= YOUR INSTRUCTIONS =
Isolate every line in the data with the string "image" and copy it.

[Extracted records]

--

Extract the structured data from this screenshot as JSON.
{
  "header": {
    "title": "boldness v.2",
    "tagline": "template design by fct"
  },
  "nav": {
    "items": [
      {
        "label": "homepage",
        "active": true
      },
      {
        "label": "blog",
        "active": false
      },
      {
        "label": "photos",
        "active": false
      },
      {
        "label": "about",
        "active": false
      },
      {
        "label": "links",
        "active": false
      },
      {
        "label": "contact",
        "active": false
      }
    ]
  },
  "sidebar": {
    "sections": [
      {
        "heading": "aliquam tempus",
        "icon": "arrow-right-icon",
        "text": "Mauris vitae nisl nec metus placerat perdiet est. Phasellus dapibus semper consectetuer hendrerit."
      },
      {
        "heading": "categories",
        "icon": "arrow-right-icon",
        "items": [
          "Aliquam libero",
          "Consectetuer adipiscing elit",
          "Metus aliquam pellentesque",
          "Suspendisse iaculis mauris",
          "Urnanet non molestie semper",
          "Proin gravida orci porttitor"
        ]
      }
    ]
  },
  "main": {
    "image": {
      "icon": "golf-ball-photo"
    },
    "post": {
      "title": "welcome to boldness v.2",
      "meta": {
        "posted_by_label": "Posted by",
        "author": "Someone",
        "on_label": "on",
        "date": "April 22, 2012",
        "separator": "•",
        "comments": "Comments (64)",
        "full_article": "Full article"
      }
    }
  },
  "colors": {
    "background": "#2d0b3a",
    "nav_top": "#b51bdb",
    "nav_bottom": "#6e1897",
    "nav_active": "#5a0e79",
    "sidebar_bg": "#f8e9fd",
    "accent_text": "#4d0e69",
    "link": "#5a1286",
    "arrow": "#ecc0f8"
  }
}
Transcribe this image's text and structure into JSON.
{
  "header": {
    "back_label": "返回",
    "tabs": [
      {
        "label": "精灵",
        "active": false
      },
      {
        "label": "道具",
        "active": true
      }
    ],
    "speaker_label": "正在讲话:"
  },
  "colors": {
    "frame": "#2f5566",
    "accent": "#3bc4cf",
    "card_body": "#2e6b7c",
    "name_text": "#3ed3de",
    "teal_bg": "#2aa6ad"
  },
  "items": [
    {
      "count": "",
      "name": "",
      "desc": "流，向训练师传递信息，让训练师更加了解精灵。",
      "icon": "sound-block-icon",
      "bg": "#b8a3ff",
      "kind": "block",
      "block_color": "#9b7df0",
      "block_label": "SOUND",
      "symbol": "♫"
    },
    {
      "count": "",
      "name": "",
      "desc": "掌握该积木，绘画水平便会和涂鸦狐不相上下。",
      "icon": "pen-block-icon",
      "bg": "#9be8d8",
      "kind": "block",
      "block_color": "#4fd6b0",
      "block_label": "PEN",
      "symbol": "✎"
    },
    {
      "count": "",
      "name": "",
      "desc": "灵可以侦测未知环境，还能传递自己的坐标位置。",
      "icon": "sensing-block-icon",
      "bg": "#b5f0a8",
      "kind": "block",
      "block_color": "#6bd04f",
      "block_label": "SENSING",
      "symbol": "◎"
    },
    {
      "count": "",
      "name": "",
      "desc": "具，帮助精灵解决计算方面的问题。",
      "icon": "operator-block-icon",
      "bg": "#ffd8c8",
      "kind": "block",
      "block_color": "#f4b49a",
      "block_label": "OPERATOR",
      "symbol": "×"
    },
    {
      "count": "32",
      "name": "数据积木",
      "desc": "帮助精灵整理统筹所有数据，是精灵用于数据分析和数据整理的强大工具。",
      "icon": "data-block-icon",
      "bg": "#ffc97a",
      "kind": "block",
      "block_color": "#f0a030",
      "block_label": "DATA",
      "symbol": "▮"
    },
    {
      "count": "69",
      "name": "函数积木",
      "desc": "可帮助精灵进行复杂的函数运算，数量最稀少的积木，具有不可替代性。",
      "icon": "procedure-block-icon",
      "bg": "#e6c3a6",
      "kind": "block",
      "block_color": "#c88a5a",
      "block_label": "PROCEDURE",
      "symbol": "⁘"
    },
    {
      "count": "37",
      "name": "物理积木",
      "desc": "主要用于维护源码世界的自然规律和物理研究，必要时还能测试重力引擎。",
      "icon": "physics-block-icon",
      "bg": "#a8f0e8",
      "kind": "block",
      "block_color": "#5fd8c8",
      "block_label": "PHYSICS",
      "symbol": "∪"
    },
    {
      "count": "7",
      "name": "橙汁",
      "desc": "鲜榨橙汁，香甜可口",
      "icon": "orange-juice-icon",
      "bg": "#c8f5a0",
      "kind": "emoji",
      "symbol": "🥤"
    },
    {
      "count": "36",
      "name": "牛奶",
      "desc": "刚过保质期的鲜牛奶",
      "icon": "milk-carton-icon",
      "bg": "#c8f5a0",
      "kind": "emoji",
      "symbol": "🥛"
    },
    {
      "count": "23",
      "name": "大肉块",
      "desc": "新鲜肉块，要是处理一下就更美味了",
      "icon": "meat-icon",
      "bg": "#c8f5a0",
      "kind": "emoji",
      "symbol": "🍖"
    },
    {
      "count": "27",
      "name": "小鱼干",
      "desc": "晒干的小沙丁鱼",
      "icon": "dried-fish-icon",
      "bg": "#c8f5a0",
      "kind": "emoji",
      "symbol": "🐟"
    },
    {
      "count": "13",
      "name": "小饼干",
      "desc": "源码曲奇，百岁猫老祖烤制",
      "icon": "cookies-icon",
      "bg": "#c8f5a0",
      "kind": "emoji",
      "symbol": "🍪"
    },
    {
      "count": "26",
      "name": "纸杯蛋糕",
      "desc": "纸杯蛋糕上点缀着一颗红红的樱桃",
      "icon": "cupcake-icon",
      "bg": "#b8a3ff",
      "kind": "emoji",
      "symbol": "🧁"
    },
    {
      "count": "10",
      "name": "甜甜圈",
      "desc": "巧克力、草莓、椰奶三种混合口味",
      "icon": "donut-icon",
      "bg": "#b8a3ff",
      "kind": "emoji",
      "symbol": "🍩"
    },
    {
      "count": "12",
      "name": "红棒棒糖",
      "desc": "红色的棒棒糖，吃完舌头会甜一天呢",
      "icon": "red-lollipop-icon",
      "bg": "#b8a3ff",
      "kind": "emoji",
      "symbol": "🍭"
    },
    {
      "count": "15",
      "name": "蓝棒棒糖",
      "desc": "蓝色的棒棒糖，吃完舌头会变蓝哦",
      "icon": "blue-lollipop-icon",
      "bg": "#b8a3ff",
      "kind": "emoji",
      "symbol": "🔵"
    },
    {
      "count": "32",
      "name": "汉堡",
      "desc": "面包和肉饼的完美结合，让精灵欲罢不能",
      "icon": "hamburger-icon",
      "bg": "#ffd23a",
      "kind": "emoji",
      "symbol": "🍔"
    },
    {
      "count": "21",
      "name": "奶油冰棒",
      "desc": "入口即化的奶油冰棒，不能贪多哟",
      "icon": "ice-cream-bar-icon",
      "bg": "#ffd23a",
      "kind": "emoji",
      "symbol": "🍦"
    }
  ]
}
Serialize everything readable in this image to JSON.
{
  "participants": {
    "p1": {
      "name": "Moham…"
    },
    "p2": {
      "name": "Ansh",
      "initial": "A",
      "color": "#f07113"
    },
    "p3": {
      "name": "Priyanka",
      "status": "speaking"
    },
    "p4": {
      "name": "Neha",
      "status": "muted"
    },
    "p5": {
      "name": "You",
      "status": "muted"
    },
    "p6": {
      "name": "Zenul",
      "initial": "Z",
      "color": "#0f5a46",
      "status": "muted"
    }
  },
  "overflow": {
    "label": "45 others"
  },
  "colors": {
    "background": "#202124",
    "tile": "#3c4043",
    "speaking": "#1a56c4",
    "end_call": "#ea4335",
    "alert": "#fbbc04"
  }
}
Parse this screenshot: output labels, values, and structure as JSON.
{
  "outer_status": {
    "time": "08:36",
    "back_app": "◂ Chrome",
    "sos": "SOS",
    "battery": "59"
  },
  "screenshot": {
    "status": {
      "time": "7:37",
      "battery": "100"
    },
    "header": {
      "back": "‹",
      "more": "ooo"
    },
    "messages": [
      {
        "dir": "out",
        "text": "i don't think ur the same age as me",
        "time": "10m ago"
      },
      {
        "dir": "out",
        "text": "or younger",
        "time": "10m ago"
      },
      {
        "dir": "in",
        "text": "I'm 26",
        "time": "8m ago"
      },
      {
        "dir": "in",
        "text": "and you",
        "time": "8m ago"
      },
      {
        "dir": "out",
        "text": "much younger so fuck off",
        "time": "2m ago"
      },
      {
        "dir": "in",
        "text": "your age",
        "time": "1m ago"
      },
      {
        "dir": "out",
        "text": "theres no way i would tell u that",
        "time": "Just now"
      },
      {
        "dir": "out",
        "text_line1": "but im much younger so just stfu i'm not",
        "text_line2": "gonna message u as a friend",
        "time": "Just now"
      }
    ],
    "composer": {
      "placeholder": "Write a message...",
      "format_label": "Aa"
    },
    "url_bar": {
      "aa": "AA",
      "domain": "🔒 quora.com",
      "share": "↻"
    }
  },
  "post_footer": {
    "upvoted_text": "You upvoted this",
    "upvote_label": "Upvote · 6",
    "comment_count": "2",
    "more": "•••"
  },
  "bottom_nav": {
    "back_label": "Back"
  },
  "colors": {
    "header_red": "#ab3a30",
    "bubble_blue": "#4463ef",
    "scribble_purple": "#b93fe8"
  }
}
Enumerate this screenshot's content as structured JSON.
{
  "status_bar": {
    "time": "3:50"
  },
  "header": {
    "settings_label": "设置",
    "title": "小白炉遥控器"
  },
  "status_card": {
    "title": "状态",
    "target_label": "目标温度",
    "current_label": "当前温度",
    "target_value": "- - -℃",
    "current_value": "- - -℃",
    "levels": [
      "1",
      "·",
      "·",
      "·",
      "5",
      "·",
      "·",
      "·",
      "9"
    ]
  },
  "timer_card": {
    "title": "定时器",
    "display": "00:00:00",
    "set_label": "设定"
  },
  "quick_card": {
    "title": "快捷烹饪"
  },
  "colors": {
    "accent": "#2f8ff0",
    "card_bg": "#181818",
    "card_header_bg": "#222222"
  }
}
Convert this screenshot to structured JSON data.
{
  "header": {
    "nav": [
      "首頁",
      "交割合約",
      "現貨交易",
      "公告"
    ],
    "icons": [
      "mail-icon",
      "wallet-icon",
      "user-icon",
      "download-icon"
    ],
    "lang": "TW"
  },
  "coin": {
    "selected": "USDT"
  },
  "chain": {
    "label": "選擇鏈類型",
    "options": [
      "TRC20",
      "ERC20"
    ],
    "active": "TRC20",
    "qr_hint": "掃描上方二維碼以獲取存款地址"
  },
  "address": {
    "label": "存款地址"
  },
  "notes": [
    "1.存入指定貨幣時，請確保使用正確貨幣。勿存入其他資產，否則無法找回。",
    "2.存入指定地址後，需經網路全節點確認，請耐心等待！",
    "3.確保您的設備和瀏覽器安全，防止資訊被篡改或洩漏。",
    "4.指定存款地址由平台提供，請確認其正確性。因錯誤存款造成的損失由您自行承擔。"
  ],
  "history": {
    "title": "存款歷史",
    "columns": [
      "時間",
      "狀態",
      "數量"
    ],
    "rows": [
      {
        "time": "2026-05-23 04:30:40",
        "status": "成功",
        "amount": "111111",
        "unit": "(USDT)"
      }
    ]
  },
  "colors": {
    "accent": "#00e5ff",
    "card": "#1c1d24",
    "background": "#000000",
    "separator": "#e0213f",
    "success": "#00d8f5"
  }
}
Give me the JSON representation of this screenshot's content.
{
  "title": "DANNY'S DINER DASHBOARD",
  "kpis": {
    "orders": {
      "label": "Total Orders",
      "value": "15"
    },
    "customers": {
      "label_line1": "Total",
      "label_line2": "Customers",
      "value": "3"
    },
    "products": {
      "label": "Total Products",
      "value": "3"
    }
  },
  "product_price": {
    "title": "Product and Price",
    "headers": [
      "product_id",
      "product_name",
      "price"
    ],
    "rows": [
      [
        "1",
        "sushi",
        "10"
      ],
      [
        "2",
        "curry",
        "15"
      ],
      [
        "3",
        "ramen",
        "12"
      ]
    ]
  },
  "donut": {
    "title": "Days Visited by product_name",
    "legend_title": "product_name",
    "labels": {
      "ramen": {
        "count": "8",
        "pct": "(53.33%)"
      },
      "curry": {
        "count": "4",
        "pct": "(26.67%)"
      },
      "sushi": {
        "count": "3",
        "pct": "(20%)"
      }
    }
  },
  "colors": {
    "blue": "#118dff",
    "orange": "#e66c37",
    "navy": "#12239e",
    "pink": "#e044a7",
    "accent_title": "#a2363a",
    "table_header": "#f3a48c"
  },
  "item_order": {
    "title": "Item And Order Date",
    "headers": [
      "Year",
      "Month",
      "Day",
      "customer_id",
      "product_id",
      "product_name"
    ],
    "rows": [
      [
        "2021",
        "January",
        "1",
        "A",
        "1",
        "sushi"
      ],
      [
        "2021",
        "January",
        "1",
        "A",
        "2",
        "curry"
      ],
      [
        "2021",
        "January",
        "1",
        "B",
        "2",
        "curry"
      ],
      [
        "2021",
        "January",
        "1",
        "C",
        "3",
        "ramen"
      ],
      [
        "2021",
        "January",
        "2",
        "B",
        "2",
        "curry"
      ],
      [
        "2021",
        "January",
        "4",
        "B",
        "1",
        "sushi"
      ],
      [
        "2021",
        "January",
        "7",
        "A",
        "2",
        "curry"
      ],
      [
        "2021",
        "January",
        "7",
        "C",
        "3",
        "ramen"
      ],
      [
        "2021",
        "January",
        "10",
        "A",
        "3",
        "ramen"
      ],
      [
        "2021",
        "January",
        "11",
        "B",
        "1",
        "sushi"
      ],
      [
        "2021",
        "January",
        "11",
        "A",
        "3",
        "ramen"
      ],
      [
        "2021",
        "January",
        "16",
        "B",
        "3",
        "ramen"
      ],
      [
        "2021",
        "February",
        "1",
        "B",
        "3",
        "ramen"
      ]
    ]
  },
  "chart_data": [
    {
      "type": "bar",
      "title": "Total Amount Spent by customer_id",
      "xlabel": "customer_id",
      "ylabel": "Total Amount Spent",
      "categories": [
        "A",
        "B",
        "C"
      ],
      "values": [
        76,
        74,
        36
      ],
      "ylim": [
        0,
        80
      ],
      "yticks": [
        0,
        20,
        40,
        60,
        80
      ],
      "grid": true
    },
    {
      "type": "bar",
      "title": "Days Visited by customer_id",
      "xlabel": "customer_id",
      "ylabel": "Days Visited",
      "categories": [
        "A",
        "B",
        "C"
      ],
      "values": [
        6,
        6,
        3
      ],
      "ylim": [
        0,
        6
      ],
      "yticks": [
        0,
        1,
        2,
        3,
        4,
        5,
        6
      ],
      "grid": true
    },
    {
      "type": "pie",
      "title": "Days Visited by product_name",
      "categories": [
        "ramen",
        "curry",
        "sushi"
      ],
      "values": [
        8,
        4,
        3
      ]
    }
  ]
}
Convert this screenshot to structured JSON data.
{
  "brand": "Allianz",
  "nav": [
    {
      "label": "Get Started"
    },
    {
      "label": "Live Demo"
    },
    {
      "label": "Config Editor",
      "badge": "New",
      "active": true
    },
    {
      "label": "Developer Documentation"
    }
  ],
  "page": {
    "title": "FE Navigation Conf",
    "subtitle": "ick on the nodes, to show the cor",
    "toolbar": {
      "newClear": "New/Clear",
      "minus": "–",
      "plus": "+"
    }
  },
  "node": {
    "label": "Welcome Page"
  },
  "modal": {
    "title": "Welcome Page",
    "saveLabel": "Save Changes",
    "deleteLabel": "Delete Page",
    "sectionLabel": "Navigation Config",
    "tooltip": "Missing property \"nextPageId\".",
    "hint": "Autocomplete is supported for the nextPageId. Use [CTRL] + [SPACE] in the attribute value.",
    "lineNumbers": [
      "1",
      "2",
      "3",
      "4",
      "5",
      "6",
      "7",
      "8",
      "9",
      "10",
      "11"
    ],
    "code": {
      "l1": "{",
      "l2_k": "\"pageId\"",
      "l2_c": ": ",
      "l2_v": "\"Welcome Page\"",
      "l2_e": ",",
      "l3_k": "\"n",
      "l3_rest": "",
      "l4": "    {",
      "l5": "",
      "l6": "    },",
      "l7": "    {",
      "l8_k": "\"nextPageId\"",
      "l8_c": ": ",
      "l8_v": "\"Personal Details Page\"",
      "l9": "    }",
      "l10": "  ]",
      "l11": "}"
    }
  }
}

--

= TASK RESULT =
    "image": {
Transcribe this image's text and structure into JSON.
Serialize everything readable in this image to JSON.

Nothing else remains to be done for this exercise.